▶ _Information supplied_:
---

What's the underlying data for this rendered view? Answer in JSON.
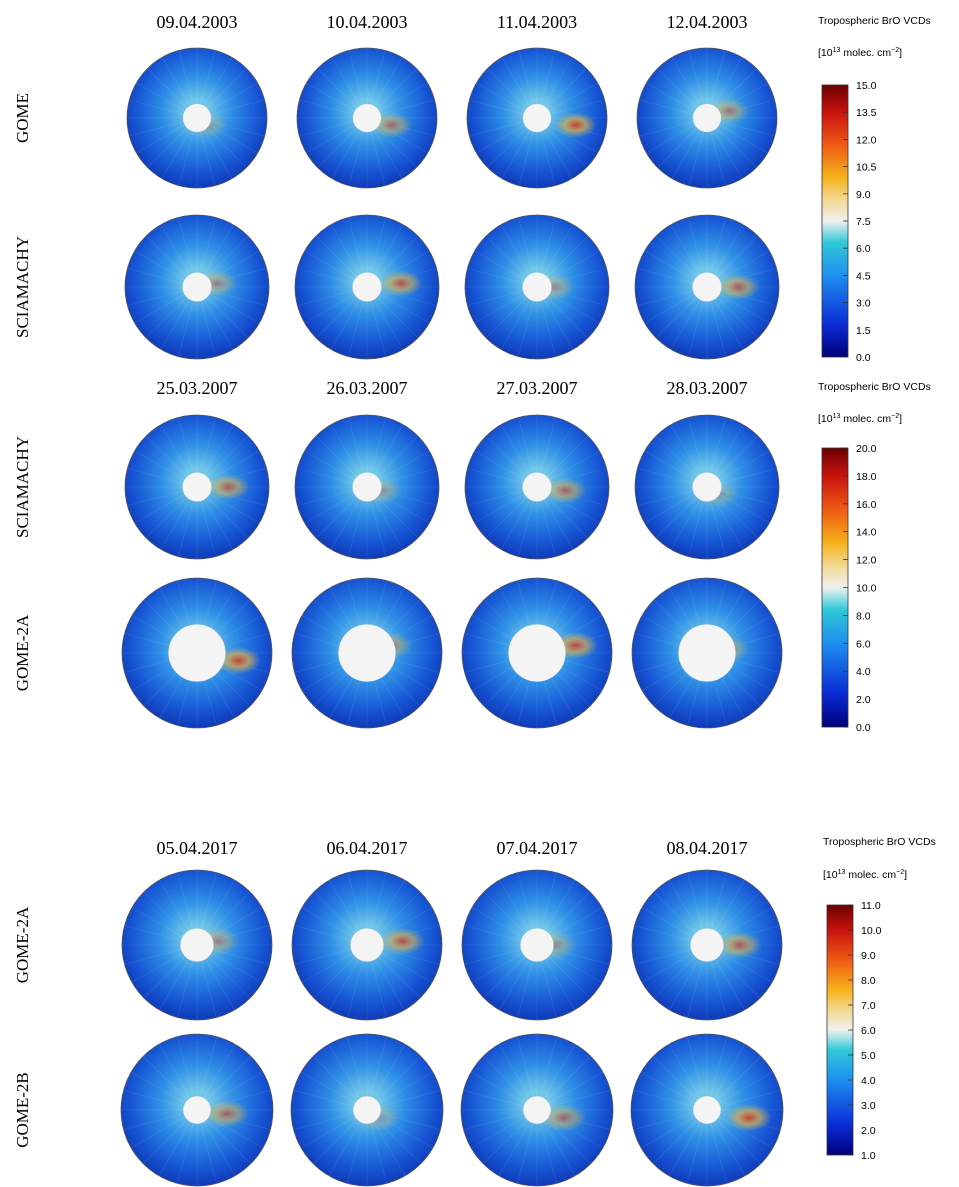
{
  "panels": [
    {
      "dates": [
        "09.04.2003",
        "10.04.2003",
        "11.04.2003",
        "12.04.2003"
      ],
      "rows": [
        "GOME",
        "SCIAMACHY"
      ],
      "colorbar": {
        "title": "Tropospheric BrO VCDs",
        "unit": {
          "open": "[10",
          "exp": "13",
          "rest": " molec. cm",
          "exp2": "−2",
          "close": "]"
        },
        "ticks": [
          {
            "value": 0,
            "label": "0.0"
          },
          {
            "value": 1.5,
            "label": "1.5"
          },
          {
            "value": 3,
            "label": "3.0"
          },
          {
            "value": 4.5,
            "label": "4.5"
          },
          {
            "value": 6,
            "label": "6.0"
          },
          {
            "value": 7.5,
            "label": "7.5"
          },
          {
            "value": 9,
            "label": "9.0"
          },
          {
            "value": 10.5,
            "label": "10.5"
          },
          {
            "value": 12,
            "label": "12.0"
          },
          {
            "value": 13.5,
            "label": "13.5"
          },
          {
            "value": 15,
            "label": "15.0"
          }
        ]
      }
    },
    {
      "dates": [
        "25.03.2007",
        "26.03.2007",
        "27.03.2007",
        "28.03.2007"
      ],
      "rows": [
        "SCIAMACHY",
        "GOME-2A"
      ],
      "colorbar": {
        "title": "Tropospheric BrO VCDs",
        "unit": {
          "open": "[10",
          "exp": "13",
          "rest": " molec. cm",
          "exp2": "−2",
          "close": "]"
        },
        "ticks": [
          {
            "value": 0,
            "label": "0.0"
          },
          {
            "value": 2,
            "label": "2.0"
          },
          {
            "value": 4,
            "label": "4.0"
          },
          {
            "value": 6,
            "label": "6.0"
          },
          {
            "value": 8,
            "label": "8.0"
          },
          {
            "value": 10,
            "label": "10.0"
          },
          {
            "value": 12,
            "label": "12.0"
          },
          {
            "value": 14,
            "label": "14.0"
          },
          {
            "value": 16,
            "label": "16.0"
          },
          {
            "value": 18,
            "label": "18.0"
          },
          {
            "value": 20,
            "label": "20.0"
          }
        ]
      }
    },
    {
      "dates": [
        "05.04.2017",
        "06.04.2017",
        "07.04.2017",
        "08.04.2017"
      ],
      "rows": [
        "GOME-2A",
        "GOME-2B"
      ],
      "colorbar": {
        "title": "Tropospheric BrO VCDs",
        "unit": {
          "open": "[10",
          "exp": "13",
          "rest": " molec. cm",
          "exp2": "−2",
          "close": "]"
        },
        "ticks": [
          {
            "value": 1,
            "label": "1.0"
          },
          {
            "value": 2,
            "label": "2.0"
          },
          {
            "value": 3,
            "label": "3.0"
          },
          {
            "value": 4,
            "label": "4.0"
          },
          {
            "value": 5,
            "label": "5.0"
          },
          {
            "value": 6,
            "label": "6.0"
          },
          {
            "value": 7,
            "label": "7.0"
          },
          {
            "value": 8,
            "label": "8.0"
          },
          {
            "value": 9,
            "label": "9.0"
          },
          {
            "value": 10,
            "label": "10.0"
          },
          {
            "value": 11,
            "label": "11.0"
          }
        ]
      }
    }
  ]
}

---

▶ _Exercise task_: Quote the entries in full. Any image among them is to be omitted from the copy.

▶ _Answer for this exercise_:
What's the underlying data for this rendered view? Answer in JSON.
{
  "panels": [
    {
      "dates": [
        "09.04.2003",
        "10.04.2003",
        "11.04.2003",
        "12.04.2003"
      ],
      "rows": [
        "GOME",
        "SCIAMACHY"
      ],
      "colorbar": {
        "title": "Tropospheric BrO VCDs",
        "unit": {
          "open": "[10",
          "exp": "13",
          "rest": " molec. cm",
          "exp2": "−2",
          "close": "]"
        },
        "ticks": [
          {
            "value": 0,
            "label": "0.0"
          },
          {
            "value": 1.5,
            "label": "1.5"
          },
          {
            "value": 3,
            "label": "3.0"
          },
          {
            "value": 4.5,
            "label": "4.5"
          },
          {
            "value": 6,
            "label": "6.0"
          },
          {
            "value": 7.5,
            "label": "7.5"
          },
          {
            "value": 9,
            "label": "9.0"
          },
          {
            "value": 10.5,
            "label": "10.5"
          },
          {
            "value": 12,
            "label": "12.0"
          },
          {
            "value": 13.5,
            "label": "13.5"
          },
          {
            "value": 15,
            "label": "15.0"
          }
        ]
      }
    },
    {
      "dates": [
        "25.03.2007",
        "26.03.2007",
        "27.03.2007",
        "28.03.2007"
      ],
      "rows": [
        "SCIAMACHY",
        "GOME-2A"
      ],
      "colorbar": {
        "title": "Tropospheric BrO VCDs",
        "unit": {
          "open": "[10",
          "exp": "13",
          "rest": " molec. cm",
          "exp2": "−2",
          "close": "]"
        },
        "ticks": [
          {
            "value": 0,
            "label": "0.0"
          },
          {
            "value": 2,
            "label": "2.0"
          },
          {
            "value": 4,
            "label": "4.0"
          },
          {
            "value": 6,
            "label": "6.0"
          },
          {
            "value": 8,
            "label": "8.0"
          },
          {
            "value": 10,
            "label": "10.0"
          },
          {
            "value": 12,
            "label": "12.0"
          },
          {
            "value": 14,
            "label": "14.0"
          },
          {
            "value": 16,
            "label": "16.0"
          },
          {
            "value": 18,
            "label": "18.0"
          },
          {
            "value": 20,
            "label": "20.0"
          }
        ]
      }
    },
    {
      "dates": [
        "05.04.2017",
        "06.04.2017",
        "07.04.2017",
        "08.04.2017"
      ],
      "rows": [
        "GOME-2A",
        "GOME-2B"
      ],
      "colorbar": {
        "title": "Tropospheric BrO VCDs",
        "unit": {
          "open": "[10",
          "exp": "13",
          "rest": " molec. cm",
          "exp2": "−2",
          "close": "]"
        },
        "ticks": [
          {
            "value": 1,
            "label": "1.0"
          },
          {
            "value": 2,
            "label": "2.0"
          },
          {
            "value": 3,
            "label": "3.0"
          },
          {
            "value": 4,
            "label": "4.0"
          },
          {
            "value": 5,
            "label": "5.0"
          },
          {
            "value": 6,
            "label": "6.0"
          },
          {
            "value": 7,
            "label": "7.0"
          },
          {
            "value": 8,
            "label": "8.0"
          },
          {
            "value": 9,
            "label": "9.0"
          },
          {
            "value": 10,
            "label": "10.0"
          },
          {
            "value": 11,
            "label": "11.0"
          }
        ]
      }
    }
  ]
}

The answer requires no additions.